#### TEXT SHOWN:
• • • • •
More than 150 such new small schools opened in 2003. To date, the Foundation has invested $600 million in 1,457 high schools. In New York City $51 million in grants helped create 67 new high schools as part of an overall plan, building on models like the Frederick Douglass Academy. In North Carolina $11 million in grants support The New High School Project, a public private initiative to create 40 high schools in rural and urban areas that offer accelerated learning and tie education to workplace knowledge and skills. And in San Diego, $11 million in grant dollars is helping transform three large high schools into 18 smaller schools—building on the High Tech High model, a technology-based curriculum.

The Annenberg Institute for School Reform at Brown University works in collaboration with education reform organizations, school districts, school improvement networks, and education funds to help urban communities build and sustain programs and policies that improve teaching and learning. Warren Simmons, the Institute’s Executive Director, wrote recently that, “Small schools represent a promising reform for urban education. But they will only reach their potential if advocates heed lessons from previous experiments and avoid oversimplifications, recognize that districts matter and that race and ethnicity matter, and acknowledge that success requires political as well as technical support.”
• • • • •
Part of a data file
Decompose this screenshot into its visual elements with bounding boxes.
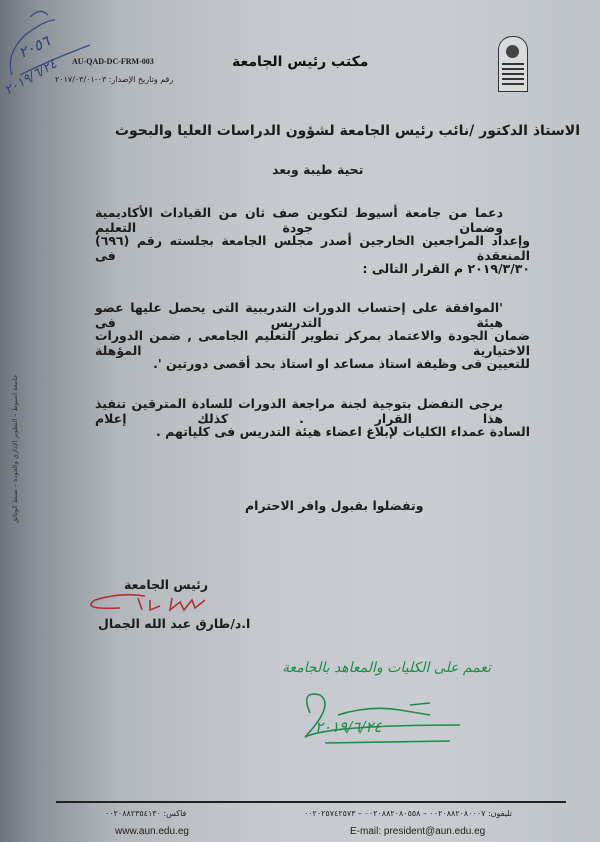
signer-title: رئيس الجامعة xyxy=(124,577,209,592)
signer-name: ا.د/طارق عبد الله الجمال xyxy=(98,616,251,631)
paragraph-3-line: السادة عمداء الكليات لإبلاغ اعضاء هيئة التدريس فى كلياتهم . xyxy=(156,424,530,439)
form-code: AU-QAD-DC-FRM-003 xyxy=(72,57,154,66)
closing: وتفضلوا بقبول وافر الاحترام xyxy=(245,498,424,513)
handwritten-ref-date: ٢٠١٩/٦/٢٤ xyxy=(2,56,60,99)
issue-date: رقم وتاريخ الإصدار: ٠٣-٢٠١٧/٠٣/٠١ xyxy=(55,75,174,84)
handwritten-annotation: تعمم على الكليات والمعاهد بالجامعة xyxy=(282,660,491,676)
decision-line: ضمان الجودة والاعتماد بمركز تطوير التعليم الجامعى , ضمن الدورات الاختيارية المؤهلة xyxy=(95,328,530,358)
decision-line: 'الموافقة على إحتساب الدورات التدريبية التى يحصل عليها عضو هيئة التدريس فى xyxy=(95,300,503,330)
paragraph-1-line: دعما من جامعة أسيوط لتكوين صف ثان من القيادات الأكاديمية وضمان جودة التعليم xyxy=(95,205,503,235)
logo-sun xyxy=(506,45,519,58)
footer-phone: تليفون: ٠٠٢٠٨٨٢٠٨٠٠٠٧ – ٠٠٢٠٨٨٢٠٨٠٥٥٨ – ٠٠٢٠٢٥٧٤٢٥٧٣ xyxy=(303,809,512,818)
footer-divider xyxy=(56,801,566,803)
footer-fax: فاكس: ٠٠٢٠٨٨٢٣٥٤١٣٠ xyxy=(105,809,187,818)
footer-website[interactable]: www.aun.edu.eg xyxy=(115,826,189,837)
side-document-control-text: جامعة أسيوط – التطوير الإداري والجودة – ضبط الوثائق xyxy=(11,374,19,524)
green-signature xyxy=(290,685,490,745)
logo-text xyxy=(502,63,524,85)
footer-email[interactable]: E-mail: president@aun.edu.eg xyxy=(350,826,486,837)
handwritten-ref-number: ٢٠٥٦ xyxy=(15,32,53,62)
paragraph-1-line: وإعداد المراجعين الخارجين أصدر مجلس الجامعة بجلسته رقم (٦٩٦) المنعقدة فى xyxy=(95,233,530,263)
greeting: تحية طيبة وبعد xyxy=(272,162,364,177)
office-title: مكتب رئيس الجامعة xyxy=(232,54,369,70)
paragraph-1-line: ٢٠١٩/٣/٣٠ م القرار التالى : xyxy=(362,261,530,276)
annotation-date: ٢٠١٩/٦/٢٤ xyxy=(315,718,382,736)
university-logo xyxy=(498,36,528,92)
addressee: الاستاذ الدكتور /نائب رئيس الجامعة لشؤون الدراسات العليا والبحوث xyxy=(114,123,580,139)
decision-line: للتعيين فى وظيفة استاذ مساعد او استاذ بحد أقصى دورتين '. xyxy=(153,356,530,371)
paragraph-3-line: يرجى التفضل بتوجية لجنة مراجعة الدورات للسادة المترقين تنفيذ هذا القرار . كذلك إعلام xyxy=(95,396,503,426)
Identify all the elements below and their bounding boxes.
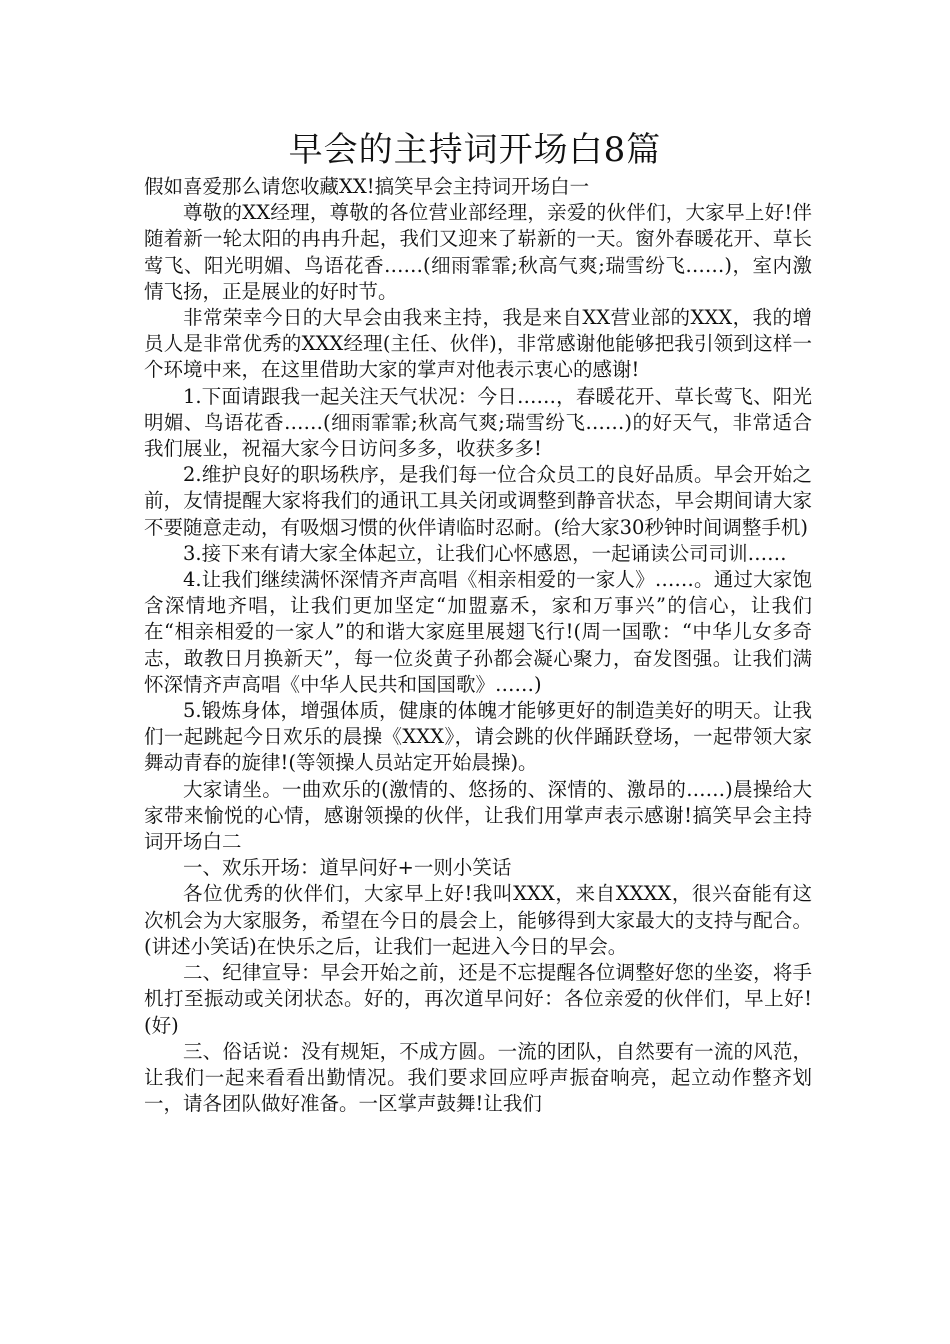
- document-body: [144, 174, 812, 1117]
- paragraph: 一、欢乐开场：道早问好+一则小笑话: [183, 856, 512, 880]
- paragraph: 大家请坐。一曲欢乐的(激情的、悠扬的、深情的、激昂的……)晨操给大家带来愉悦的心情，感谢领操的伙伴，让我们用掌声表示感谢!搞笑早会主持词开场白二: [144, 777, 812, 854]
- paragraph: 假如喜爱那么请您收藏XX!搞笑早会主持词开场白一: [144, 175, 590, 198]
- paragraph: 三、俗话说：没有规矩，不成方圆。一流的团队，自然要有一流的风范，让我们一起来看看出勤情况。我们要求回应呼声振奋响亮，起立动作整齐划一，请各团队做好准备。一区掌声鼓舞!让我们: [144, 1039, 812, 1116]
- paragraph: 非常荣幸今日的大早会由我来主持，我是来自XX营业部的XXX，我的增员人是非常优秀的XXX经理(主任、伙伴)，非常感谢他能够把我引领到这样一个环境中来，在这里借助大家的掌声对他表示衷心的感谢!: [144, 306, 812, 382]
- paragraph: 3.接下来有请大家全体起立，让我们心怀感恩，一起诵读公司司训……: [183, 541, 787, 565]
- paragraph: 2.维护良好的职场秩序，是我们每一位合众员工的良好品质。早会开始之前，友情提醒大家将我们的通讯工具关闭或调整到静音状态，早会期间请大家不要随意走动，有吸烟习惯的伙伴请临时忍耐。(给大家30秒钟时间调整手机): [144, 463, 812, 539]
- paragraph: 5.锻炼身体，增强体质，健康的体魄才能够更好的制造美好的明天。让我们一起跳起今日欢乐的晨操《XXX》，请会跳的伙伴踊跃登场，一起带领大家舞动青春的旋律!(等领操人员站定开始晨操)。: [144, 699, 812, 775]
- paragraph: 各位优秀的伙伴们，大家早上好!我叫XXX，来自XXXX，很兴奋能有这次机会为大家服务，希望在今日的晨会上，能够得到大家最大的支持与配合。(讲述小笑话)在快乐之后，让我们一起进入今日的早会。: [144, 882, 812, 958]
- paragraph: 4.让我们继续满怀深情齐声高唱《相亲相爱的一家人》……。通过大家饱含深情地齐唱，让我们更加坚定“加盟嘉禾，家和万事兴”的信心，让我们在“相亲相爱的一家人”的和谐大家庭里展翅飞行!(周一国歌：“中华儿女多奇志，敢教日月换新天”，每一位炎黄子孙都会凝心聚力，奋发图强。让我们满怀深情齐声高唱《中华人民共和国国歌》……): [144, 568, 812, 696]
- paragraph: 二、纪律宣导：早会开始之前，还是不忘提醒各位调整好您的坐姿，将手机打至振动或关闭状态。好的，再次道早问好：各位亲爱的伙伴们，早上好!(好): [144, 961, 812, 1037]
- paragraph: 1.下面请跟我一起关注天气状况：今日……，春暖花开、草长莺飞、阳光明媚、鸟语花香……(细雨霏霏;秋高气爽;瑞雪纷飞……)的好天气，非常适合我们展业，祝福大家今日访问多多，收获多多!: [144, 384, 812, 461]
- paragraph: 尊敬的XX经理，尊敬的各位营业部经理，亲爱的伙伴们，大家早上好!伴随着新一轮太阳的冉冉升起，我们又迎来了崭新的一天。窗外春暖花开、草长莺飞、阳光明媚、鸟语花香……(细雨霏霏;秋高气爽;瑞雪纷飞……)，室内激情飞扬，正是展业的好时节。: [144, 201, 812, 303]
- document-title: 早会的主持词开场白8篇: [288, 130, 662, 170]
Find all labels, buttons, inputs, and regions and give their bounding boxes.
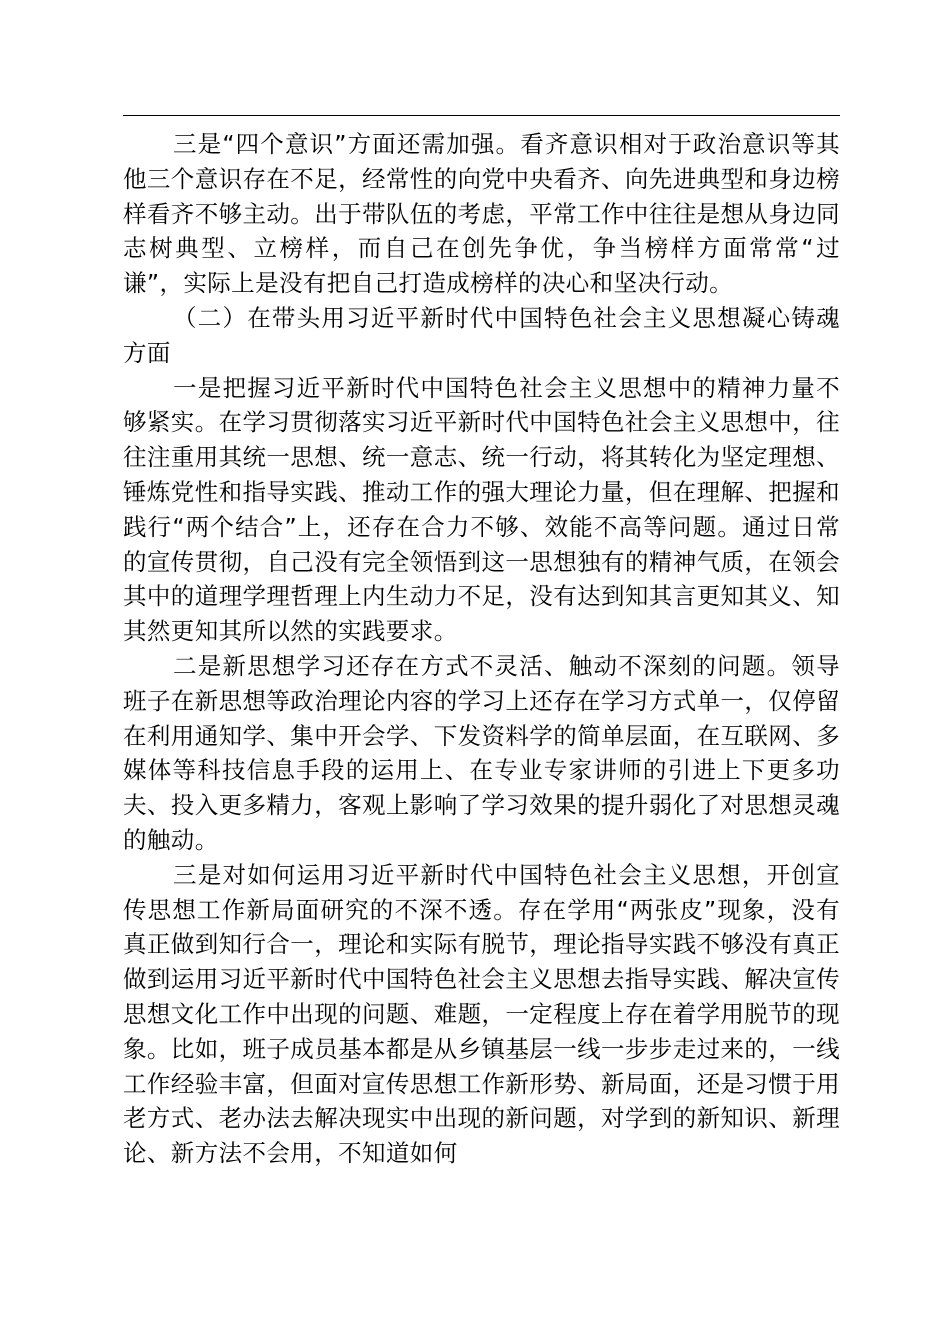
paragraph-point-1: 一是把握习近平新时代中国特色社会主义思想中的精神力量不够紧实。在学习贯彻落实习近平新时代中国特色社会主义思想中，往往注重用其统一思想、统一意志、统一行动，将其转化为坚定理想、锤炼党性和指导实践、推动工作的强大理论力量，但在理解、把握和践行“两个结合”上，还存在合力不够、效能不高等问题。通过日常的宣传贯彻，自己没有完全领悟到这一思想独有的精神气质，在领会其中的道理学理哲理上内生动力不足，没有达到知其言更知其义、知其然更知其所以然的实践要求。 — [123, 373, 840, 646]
• • • • •
#### WHAT YOU NEED TO DO:
a) Retype the part of the small-schools text between "More than 150" and "a technology-based curriculum.", inclusive.
b) Answer these questions from the small-schools text above:
(i) How many new high schools did the $51 million in grants help create in New York City?
(ii) In San Diego, three large high schools are being turned into how many smaller schools?
(iii) Who is the Executive Director of the Annenberg Institute for School Reform?

#### RESULTS FOR THE EXERCISE:
a)
More than 150 such new small schools opened in 2003. To date, the Foundation has invested $600 million in 1,457 high schools. In New York City $51 million in grants helped create 67 new high schools as part of an overall plan, building on models like the Frederick Douglass Academy. In North Carolina $11 million in grants support The New High School Project, a public private initiative to create 40 high schools in rural and urban areas that offer accelerated learning and tie education to workplace knowledge and skills. And in San Diego, $11 million in grant dollars is helping transform three large high schools into 18 smaller schools—building on the High Tech High model, a technology-based curriculum.

b)
(i) 67
(ii) 18
(iii) Warren Simmons